#### Instructions
**A.** List every username that posts a comment in the thread about insects reacting to scents.
**B.** Pick up the thread about insects reacting to scents released on death or stinging, and carry it on after its last comment.

#### Source text
---
Evolution: Here’s a scent released on death, go travel to it so you can also die.

[–] remotelove@lemmy.ca 8 points 4 months ago (2 children)

I think I remember something about other insects that may get triggered to attack when one is killed. (I am not really sure though. It might have to be a stingy-type insect, but I couldn't Google anything about it.)

[–] lemming741@lemmy.world 2 points 4 months ago

Honey bees release isoamyl acetate- banana runt flavor- when they sting

en.wikipedia.org/wiki/Isoamyl_acetate#Natural_occurance

https://en.m.wikipedia.org/w/index.php?title=List_of_honey_bee_pheromones&diffonly=true#Alarm_pheromone

[–] essteeyou@lemmy.world 2 points 4 months ago (1 children)

Sounds like some wasp shit to me. Maybe ants. I haven't looked any of this up, but that's my guess.

[–] BruceTwarzen@lemm.ee 4 points 4 months ago

Bees do that. I once helped a bee keeper by holding a ladder so he could get the runaway queen out of a tree. There were so many bees, but i kept calm so they leave me alone. One of them stung me in my baseball cap and suddenly i had to book it, because all the vees were suddenly after me. I got stung like 5 times or so. I only later found the stinger and some bee ass in my hat later.

Also fun fact, getting stung in the eyelid is very uncool.
---
#### Listed records
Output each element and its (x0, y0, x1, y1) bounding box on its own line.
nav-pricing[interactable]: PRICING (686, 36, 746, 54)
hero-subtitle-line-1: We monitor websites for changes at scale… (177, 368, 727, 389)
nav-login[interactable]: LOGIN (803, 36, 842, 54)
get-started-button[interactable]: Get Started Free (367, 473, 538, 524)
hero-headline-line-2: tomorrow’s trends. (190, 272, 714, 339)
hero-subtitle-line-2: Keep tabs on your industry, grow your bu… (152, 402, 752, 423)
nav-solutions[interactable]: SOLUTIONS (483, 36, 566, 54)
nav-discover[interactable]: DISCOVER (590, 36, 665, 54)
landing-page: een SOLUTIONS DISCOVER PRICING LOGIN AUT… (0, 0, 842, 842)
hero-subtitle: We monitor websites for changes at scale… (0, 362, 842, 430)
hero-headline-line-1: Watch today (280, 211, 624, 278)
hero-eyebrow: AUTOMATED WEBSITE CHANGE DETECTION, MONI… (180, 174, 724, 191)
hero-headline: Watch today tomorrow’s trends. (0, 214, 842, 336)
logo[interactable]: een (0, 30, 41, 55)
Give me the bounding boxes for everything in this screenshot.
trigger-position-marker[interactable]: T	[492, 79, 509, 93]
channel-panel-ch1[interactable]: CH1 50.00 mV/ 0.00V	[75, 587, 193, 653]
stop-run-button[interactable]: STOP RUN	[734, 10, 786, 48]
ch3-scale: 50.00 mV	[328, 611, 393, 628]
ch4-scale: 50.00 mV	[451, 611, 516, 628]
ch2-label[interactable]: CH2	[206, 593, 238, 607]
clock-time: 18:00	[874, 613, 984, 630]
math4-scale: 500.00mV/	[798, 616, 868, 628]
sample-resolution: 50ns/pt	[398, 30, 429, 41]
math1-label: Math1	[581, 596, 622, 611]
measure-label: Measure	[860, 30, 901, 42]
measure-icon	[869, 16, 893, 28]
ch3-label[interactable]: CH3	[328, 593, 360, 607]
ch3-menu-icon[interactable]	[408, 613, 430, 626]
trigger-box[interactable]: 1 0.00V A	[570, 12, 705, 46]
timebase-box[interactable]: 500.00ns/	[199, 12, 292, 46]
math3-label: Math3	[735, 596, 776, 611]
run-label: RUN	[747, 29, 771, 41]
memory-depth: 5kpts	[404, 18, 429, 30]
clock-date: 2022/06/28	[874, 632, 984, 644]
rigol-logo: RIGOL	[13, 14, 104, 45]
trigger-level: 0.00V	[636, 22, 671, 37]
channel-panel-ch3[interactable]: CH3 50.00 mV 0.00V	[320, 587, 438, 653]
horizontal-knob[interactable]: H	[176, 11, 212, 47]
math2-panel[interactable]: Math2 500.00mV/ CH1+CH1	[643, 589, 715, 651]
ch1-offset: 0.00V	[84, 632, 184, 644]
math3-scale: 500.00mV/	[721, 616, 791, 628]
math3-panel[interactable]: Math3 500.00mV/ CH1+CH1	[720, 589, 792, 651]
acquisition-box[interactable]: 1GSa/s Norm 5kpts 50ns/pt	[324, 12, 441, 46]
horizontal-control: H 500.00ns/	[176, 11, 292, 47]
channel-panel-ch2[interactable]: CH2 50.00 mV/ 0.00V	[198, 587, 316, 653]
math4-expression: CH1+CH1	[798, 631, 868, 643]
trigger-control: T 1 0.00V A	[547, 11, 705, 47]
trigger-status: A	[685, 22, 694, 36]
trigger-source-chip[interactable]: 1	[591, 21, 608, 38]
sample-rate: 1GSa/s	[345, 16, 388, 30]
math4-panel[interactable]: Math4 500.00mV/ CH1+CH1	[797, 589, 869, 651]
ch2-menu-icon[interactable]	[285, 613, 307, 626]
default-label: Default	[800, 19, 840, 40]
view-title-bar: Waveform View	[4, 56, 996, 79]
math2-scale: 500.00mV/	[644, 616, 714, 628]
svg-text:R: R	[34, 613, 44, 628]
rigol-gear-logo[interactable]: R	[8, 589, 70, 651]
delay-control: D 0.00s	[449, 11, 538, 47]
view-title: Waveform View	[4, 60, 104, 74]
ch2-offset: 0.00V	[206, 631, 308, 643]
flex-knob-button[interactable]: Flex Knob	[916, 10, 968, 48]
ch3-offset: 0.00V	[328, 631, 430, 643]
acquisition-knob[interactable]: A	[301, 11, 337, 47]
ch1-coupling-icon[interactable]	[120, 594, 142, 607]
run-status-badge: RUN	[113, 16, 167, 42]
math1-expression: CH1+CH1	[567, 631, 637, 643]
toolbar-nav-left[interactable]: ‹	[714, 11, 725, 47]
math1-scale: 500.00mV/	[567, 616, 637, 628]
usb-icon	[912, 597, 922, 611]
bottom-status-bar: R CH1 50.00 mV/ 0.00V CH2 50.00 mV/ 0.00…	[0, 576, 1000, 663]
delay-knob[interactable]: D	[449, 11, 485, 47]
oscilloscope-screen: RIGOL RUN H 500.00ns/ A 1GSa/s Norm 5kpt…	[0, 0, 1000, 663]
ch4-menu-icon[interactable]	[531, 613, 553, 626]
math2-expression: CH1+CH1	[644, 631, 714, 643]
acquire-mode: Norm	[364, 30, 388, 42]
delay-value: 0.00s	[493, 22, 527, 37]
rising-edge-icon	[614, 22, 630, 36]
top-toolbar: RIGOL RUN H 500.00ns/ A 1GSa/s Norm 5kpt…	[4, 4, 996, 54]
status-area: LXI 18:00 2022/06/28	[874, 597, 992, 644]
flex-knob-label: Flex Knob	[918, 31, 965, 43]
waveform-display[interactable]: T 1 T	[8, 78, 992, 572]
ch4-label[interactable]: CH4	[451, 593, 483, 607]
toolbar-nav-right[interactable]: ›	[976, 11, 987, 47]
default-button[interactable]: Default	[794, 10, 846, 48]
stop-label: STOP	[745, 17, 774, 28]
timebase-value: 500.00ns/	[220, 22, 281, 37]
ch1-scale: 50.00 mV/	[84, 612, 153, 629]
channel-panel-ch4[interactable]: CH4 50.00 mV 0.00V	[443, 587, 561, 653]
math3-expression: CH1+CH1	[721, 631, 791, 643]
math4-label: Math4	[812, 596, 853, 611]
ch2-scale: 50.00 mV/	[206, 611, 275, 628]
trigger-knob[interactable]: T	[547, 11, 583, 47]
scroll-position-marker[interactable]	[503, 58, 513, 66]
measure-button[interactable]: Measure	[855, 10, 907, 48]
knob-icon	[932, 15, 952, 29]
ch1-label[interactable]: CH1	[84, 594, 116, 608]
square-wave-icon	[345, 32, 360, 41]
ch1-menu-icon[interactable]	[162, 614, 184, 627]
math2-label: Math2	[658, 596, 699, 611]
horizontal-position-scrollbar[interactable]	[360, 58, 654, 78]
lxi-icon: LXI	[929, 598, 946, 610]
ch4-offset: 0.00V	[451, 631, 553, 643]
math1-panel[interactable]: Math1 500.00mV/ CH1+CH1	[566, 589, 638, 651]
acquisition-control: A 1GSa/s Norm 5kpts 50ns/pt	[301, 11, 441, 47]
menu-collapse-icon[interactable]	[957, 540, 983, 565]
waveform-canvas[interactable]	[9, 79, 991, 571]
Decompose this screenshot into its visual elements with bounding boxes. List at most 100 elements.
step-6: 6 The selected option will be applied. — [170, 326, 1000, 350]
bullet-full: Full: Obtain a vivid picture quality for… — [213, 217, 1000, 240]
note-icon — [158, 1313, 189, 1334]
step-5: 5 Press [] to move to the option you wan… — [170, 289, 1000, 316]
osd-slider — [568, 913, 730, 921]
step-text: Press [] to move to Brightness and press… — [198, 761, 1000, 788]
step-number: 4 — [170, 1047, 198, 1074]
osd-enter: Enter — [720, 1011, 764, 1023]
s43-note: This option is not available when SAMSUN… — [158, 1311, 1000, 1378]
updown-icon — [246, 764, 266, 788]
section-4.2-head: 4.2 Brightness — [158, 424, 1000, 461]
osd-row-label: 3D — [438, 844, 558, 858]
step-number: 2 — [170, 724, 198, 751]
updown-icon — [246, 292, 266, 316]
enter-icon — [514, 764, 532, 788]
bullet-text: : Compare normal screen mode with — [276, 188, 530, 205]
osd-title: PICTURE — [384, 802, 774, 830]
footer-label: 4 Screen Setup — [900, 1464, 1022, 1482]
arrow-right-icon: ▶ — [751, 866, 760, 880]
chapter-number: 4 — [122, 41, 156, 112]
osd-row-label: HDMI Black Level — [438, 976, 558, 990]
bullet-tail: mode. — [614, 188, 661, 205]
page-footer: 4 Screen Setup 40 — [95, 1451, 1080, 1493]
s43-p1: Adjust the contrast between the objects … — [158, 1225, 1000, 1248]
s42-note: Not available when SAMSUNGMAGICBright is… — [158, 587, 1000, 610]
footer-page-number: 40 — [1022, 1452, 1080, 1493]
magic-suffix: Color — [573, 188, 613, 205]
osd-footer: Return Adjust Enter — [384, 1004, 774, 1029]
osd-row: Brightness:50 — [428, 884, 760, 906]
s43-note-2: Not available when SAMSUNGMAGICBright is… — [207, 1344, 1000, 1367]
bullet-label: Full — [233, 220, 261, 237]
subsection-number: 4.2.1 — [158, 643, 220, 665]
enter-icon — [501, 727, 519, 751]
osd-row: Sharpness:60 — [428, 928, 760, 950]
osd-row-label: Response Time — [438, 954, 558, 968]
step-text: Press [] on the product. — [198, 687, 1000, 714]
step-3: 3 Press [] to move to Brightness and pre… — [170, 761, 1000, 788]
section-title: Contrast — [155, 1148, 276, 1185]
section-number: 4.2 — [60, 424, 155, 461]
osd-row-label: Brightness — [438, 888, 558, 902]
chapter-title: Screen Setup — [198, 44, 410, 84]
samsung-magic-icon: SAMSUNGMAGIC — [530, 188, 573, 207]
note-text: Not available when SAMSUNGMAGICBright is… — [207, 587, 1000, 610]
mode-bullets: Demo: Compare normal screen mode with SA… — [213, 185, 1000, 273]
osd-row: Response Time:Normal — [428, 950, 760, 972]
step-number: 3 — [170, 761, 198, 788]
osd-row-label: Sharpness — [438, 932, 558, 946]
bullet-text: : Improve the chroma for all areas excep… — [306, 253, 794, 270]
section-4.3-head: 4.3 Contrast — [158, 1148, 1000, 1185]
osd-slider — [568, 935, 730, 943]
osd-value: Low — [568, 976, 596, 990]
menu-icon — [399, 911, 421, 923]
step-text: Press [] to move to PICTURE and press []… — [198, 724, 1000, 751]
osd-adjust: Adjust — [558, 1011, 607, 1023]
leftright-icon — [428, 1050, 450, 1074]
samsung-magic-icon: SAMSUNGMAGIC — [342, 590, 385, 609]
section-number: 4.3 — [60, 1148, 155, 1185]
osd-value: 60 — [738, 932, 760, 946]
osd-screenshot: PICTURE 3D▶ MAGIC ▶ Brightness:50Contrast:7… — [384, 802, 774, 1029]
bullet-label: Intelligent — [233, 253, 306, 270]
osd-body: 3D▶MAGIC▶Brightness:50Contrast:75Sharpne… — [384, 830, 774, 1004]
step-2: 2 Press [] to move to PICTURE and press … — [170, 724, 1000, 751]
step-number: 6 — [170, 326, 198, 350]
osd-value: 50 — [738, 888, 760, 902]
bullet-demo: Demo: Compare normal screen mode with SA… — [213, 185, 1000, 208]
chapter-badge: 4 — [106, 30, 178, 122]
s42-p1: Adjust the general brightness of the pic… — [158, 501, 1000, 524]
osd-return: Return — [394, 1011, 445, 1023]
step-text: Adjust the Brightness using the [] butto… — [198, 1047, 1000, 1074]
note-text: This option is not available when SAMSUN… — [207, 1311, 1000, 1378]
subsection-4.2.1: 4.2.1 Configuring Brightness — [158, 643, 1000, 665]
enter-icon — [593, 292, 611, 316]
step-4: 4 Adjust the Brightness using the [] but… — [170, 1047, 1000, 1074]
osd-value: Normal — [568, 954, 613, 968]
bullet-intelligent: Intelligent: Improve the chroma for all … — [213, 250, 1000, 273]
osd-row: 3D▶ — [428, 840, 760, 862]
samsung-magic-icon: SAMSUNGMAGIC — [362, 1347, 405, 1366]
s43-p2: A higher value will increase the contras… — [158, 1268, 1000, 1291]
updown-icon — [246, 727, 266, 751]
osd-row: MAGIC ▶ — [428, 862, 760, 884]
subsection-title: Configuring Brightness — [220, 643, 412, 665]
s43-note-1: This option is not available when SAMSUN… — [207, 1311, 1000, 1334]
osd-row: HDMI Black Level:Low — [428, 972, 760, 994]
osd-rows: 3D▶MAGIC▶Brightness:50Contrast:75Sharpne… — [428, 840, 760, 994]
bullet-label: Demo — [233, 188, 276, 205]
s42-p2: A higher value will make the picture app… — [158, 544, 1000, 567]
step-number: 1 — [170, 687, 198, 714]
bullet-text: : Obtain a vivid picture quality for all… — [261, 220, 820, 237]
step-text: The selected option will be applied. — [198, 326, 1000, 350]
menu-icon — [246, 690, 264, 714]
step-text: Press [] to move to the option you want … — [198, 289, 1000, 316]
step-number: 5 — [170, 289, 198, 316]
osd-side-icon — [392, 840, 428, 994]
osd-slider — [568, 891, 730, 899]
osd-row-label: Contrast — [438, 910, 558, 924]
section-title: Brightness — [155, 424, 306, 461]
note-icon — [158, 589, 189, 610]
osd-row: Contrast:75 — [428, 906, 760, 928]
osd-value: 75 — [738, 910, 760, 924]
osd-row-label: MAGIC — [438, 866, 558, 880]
---
#### Outputs by task
**A.** remotelove@lemmy.ca, lemming741@lemmy.world, essteeyou@lemmy.world, BruceTwarzen@lemm.ee

**B.**
[–] AnarchoSnowPlow@midwest.social 3 points 4 months ago

I've had more luck flicking and smashing than anything else.

[–] just_another_person@lemmy.world 2 points 4 months ago (1 children)

I think it's BS. Logic would say it's BS because of evolutionary purposes of pheromones, which would made in glands, and in almost any other case used for attracting LIVE mates. If you suddenly smashed one, then the worry is you're busting their pheromone sac or whatever and attracting more? Specious.

I'm suspicious haha. I looked it up anyway and can't find any proof of that, only the negative.

[–] tiredofsametab@kbin.run 12 points 4 months ago (1 children)

Wasps can emit alarm pheromones that inform other wasps that it's in trouble. Smashing it can I think also cause this. https://phys.org/news/2015-12-arms-social-wasps-alarm-pheromones.html

[–] Hildegarde@lemmy.world 11 points 4 months ago

Those are colony insects that have a cooperative survival strategy. Japanese beetles don't do that as far as I'm aware.